Set task:
Please identify each line in the listing below that contains the string "Иордания" and copy every one of them in full.

Provided records:
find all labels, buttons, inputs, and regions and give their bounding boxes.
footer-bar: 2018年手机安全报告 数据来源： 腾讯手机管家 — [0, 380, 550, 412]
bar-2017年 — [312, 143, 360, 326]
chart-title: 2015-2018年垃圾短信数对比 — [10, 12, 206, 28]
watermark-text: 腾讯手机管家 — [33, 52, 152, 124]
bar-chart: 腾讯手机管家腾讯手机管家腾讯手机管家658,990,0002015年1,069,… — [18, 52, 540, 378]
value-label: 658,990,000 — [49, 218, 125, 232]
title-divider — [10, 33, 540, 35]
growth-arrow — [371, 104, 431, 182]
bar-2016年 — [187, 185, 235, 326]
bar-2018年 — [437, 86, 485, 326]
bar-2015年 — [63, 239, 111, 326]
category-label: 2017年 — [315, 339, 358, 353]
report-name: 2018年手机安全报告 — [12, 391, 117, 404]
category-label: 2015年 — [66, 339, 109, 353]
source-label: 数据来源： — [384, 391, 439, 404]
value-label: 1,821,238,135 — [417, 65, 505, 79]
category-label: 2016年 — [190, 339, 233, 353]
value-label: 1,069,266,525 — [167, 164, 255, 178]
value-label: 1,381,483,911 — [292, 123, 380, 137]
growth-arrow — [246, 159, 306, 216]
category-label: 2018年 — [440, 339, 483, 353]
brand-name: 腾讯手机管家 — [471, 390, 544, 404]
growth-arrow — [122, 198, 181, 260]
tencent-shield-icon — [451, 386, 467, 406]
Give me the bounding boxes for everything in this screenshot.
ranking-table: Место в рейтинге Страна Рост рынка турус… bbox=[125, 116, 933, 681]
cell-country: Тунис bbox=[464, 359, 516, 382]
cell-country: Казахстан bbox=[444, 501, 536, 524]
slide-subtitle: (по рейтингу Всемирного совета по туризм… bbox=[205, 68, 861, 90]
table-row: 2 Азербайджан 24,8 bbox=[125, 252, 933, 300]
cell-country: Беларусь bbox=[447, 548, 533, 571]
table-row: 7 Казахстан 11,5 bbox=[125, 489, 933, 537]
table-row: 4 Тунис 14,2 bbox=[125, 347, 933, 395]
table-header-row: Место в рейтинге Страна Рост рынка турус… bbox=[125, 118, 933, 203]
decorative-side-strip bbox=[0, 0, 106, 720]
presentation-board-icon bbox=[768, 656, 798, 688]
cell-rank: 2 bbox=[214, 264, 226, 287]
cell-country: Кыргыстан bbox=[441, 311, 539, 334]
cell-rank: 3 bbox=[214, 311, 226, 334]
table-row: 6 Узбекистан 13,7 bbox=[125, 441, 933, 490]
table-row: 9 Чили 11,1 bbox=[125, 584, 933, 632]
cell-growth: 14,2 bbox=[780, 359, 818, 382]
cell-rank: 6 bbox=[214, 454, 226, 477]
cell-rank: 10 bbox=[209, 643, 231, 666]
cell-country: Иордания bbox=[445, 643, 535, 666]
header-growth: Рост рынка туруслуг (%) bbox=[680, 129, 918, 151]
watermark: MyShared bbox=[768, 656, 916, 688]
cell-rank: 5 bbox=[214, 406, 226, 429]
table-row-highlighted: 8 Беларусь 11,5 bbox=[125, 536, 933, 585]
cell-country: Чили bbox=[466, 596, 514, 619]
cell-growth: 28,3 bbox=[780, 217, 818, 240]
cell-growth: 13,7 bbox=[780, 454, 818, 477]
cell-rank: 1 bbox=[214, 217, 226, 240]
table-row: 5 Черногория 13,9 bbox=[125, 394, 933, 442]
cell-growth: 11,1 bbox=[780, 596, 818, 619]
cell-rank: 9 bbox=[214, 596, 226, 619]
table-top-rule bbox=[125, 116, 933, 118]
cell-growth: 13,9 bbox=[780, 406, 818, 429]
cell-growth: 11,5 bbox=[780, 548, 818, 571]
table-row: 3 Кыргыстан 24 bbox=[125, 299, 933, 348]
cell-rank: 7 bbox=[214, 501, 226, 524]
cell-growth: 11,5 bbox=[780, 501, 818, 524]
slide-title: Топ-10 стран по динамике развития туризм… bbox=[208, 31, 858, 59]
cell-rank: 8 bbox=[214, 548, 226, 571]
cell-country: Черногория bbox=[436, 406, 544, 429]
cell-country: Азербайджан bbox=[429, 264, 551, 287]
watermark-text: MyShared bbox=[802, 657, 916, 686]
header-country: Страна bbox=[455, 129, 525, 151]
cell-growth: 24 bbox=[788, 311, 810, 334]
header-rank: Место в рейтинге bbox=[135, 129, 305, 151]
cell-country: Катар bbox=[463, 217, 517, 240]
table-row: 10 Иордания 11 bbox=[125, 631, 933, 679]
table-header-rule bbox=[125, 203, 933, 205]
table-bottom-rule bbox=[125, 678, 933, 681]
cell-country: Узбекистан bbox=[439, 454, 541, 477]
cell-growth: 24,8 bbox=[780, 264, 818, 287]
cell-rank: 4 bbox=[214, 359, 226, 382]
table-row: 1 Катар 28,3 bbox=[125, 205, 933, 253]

Final result:
cell-country: Иордания bbox=[445, 643, 535, 666]
table-row: 10 Иордания 11 bbox=[125, 631, 933, 679]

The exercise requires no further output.